Exercise task - Read the data and repeat all of it exactly.

Records for this exercise -
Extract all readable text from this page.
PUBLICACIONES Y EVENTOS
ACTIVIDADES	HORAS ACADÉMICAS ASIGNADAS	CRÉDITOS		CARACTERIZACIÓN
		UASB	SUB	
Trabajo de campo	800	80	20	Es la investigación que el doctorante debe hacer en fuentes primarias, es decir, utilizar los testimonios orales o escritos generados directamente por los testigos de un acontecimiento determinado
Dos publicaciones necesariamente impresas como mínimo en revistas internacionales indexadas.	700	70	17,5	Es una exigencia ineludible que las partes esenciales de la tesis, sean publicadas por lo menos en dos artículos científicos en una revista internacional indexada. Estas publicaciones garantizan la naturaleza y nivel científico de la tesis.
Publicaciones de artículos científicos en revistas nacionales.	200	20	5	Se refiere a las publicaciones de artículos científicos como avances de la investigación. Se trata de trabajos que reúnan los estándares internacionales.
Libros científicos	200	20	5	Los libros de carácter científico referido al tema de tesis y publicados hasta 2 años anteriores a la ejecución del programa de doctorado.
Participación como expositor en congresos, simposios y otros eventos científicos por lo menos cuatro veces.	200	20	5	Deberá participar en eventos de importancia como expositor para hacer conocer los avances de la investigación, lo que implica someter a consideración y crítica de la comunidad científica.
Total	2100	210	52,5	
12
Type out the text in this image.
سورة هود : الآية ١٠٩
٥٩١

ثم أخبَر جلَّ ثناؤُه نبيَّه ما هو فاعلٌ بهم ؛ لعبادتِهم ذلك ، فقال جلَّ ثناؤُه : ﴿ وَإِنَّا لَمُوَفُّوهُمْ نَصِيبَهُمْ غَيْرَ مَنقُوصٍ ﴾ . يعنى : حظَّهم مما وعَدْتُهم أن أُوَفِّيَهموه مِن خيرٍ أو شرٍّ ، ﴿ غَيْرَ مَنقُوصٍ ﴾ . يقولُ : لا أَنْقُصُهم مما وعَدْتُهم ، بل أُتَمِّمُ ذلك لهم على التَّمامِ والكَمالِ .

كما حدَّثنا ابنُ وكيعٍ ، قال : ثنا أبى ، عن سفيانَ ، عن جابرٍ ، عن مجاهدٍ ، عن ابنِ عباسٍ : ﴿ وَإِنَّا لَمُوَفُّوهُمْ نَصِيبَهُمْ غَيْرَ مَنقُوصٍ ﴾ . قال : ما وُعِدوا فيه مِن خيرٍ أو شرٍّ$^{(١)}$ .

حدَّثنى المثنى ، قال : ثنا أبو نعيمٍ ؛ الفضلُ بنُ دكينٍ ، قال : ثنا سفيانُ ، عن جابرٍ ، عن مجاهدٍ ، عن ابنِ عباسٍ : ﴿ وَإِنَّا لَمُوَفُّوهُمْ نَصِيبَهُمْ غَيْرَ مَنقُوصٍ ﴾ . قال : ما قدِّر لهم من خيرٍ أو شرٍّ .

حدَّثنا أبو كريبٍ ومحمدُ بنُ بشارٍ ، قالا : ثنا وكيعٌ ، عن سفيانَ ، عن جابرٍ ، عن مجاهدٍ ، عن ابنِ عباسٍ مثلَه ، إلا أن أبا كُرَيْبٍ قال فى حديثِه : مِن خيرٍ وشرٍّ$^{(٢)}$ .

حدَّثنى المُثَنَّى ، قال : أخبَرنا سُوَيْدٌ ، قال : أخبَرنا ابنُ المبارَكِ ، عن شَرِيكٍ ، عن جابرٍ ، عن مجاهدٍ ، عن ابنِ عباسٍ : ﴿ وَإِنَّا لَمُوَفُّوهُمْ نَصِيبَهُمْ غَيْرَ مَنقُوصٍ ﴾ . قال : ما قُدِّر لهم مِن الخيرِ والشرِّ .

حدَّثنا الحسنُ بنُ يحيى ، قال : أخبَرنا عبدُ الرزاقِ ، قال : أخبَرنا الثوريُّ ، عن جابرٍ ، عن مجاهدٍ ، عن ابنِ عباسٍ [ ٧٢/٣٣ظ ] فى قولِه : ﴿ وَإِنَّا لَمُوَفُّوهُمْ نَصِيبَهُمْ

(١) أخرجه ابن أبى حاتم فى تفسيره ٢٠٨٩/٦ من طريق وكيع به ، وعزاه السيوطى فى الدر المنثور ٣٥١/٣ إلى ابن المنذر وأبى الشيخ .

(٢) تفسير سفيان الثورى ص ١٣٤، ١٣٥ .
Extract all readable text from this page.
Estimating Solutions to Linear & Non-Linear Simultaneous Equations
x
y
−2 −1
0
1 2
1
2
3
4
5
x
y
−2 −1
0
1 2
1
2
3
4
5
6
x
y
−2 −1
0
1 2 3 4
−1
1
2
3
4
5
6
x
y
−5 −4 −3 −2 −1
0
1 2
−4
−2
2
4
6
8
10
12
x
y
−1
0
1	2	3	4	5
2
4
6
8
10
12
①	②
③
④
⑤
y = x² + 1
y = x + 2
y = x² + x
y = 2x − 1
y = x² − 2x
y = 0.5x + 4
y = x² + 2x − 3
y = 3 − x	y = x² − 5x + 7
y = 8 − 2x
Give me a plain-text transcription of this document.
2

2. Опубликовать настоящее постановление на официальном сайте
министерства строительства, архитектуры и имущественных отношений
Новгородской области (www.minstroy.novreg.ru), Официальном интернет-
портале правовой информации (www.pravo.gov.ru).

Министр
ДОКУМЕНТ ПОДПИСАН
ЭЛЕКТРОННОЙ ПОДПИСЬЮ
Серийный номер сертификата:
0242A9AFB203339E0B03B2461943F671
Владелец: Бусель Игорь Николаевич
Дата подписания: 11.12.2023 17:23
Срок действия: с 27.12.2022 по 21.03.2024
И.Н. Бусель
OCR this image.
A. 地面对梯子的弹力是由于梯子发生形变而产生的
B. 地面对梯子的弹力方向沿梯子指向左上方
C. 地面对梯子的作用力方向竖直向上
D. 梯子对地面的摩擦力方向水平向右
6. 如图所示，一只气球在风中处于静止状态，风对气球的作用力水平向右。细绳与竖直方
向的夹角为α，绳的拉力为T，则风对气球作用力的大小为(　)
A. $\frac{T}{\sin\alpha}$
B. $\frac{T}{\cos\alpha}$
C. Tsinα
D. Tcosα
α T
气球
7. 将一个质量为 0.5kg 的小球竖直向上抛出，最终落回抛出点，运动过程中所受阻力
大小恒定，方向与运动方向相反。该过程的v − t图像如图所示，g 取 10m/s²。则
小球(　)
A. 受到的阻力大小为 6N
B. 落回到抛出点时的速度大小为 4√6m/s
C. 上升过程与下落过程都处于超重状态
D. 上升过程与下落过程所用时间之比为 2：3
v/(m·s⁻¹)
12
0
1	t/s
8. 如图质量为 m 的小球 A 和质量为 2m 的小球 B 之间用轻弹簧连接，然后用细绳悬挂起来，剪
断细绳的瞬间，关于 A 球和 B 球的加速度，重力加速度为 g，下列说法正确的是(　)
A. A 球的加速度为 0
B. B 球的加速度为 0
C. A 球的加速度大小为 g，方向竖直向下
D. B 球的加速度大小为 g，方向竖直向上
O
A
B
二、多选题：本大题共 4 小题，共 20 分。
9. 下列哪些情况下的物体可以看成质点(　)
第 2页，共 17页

Solution to this task -
Extract all readable text from this page.
PUBLICACIONES Y EVENTOS
ACTIVIDADES	HORAS ACADÉMICAS ASIGNADAS	CRÉDITOS		CARACTERIZACIÓN
		UASB	SUB	
Trabajo de campo	800	80	20	Es la investigación que el doctorante debe hacer en fuentes primarias, es decir, utilizar los testimonios orales o escritos generados directamente por los testigos de un acontecimiento determinado
Dos publicaciones necesariamente impresas como mínimo en revistas internacionales indexadas.	700	70	17,5	Es una exigencia ineludible que las partes esenciales de la tesis, sean publicadas por lo menos en dos artículos científicos en una revista internacional indexada. Estas publicaciones garantizan la naturaleza y nivel científico de la tesis.
Publicaciones de artículos científicos en revistas nacionales.	200	20	5	Se refiere a las publicaciones de artículos científicos como avances de la investigación. Se trata de trabajos que reúnan los estándares internacionales.
Libros científicos	200	20	5	Los libros de carácter científico referido al tema de tesis y publicados hasta 2 años anteriores a la ejecución del programa de doctorado.
Participación como expositor en congresos, simposios y otros eventos científicos por lo menos cuatro veces.	200	20	5	Deberá participar en eventos de importancia como expositor para hacer conocer los avances de la investigación, lo que implica someter a consideración y crítica de la comunidad científica.
Total	2100	210	52,5	
12
Type out the text in this image.
سورة هود : الآية ١٠٩
٥٩١

ثم أخبَر جلَّ ثناؤُه نبيَّه ما هو فاعلٌ بهم ؛ لعبادتِهم ذلك ، فقال جلَّ ثناؤُه : ﴿ وَإِنَّا لَمُوَفُّوهُمْ نَصِيبَهُمْ غَيْرَ مَنقُوصٍ ﴾ . يعنى : حظَّهم مما وعَدْتُهم أن أُوَفِّيَهموه مِن خيرٍ أو شرٍّ ، ﴿ غَيْرَ مَنقُوصٍ ﴾ . يقولُ : لا أَنْقُصُهم مما وعَدْتُهم ، بل أُتَمِّمُ ذلك لهم على التَّمامِ والكَمالِ .

كما حدَّثنا ابنُ وكيعٍ ، قال : ثنا أبى ، عن سفيانَ ، عن جابرٍ ، عن مجاهدٍ ، عن ابنِ عباسٍ : ﴿ وَإِنَّا لَمُوَفُّوهُمْ نَصِيبَهُمْ غَيْرَ مَنقُوصٍ ﴾ . قال : ما وُعِدوا فيه مِن خيرٍ أو شرٍّ$^{(١)}$ .

حدَّثنى المثنى ، قال : ثنا أبو نعيمٍ ؛ الفضلُ بنُ دكينٍ ، قال : ثنا سفيانُ ، عن جابرٍ ، عن مجاهدٍ ، عن ابنِ عباسٍ : ﴿ وَإِنَّا لَمُوَفُّوهُمْ نَصِيبَهُمْ غَيْرَ مَنقُوصٍ ﴾ . قال : ما قدِّر لهم من خيرٍ أو شرٍّ .

حدَّثنا أبو كريبٍ ومحمدُ بنُ بشارٍ ، قالا : ثنا وكيعٌ ، عن سفيانَ ، عن جابرٍ ، عن مجاهدٍ ، عن ابنِ عباسٍ مثلَه ، إلا أن أبا كُرَيْبٍ قال فى حديثِه : مِن خيرٍ وشرٍّ$^{(٢)}$ .

حدَّثنى المُثَنَّى ، قال : أخبَرنا سُوَيْدٌ ، قال : أخبَرنا ابنُ المبارَكِ ، عن شَرِيكٍ ، عن جابرٍ ، عن مجاهدٍ ، عن ابنِ عباسٍ : ﴿ وَإِنَّا لَمُوَفُّوهُمْ نَصِيبَهُمْ غَيْرَ مَنقُوصٍ ﴾ . قال : ما قُدِّر لهم مِن الخيرِ والشرِّ .

حدَّثنا الحسنُ بنُ يحيى ، قال : أخبَرنا عبدُ الرزاقِ ، قال : أخبَرنا الثوريُّ ، عن جابرٍ ، عن مجاهدٍ ، عن ابنِ عباسٍ [ ٧٢/٣٣ظ ] فى قولِه : ﴿ وَإِنَّا لَمُوَفُّوهُمْ نَصِيبَهُمْ

(١) أخرجه ابن أبى حاتم فى تفسيره ٢٠٨٩/٦ من طريق وكيع به ، وعزاه السيوطى فى الدر المنثور ٣٥١/٣ إلى ابن المنذر وأبى الشيخ .

(٢) تفسير سفيان الثورى ص ١٣٤، ١٣٥ .
Extract all readable text from this page.
Estimating Solutions to Linear & Non-Linear Simultaneous Equations
x
y
−2 −1
0
1 2
1
2
3
4
5
x
y
−2 −1
0
1 2
1
2
3
4
5
6
x
y
−2 −1
0
1 2 3 4
−1
1
2
3
4
5
6
x
y
−5 −4 −3 −2 −1
0
1 2
−4
−2
2
4
6
8
10
12
x
y
−1
0
1	2	3	4	5
2
4
6
8
10
12
①	②
③
④
⑤
y = x² + 1
y = x + 2
y = x² + x
y = 2x − 1
y = x² − 2x
y = 0.5x + 4
y = x² + 2x − 3
y = 3 − x	y = x² − 5x + 7
y = 8 − 2x
Give me a plain-text transcription of this document.
2

2. Опубликовать настоящее постановление на официальном сайте
министерства строительства, архитектуры и имущественных отношений
Новгородской области (www.minstroy.novreg.ru), Официальном интернет-
портале правовой информации (www.pravo.gov.ru).

Министр
ДОКУМЕНТ ПОДПИСАН
ЭЛЕКТРОННОЙ ПОДПИСЬЮ
Серийный номер сертификата:
0242A9AFB203339E0B03B2461943F671
Владелец: Бусель Игорь Николаевич
Дата подписания: 11.12.2023 17:23
Срок действия: с 27.12.2022 по 21.03.2024
И.Н. Бусель
OCR this image.
A. 地面对梯子的弹力是由于梯子发生形变而产生的
B. 地面对梯子的弹力方向沿梯子指向左上方
C. 地面对梯子的作用力方向竖直向上
D. 梯子对地面的摩擦力方向水平向右
6. 如图所示，一只气球在风中处于静止状态，风对气球的作用力水平向右。细绳与竖直方
向的夹角为α，绳的拉力为T，则风对气球作用力的大小为(　)
A. $\frac{T}{\sin\alpha}$
B. $\frac{T}{\cos\alpha}$
C. Tsinα
D. Tcosα
α T
气球
7. 将一个质量为 0.5kg 的小球竖直向上抛出，最终落回抛出点，运动过程中所受阻力
大小恒定，方向与运动方向相反。该过程的v − t图像如图所示，g 取 10m/s²。则
小球(　)
A. 受到的阻力大小为 6N
B. 落回到抛出点时的速度大小为 4√6m/s
C. 上升过程与下落过程都处于超重状态
D. 上升过程与下落过程所用时间之比为 2：3
v/(m·s⁻¹)
12
0
1	t/s
8. 如图质量为 m 的小球 A 和质量为 2m 的小球 B 之间用轻弹簧连接，然后用细绳悬挂起来，剪
断细绳的瞬间，关于 A 球和 B 球的加速度，重力加速度为 g，下列说法正确的是(　)
A. A 球的加速度为 0
B. B 球的加速度为 0
C. A 球的加速度大小为 g，方向竖直向下
D. B 球的加速度大小为 g，方向竖直向上
O
A
B
二、多选题：本大题共 4 小题，共 20 分。
9. 下列哪些情况下的物体可以看成质点(　)
第 2页，共 17页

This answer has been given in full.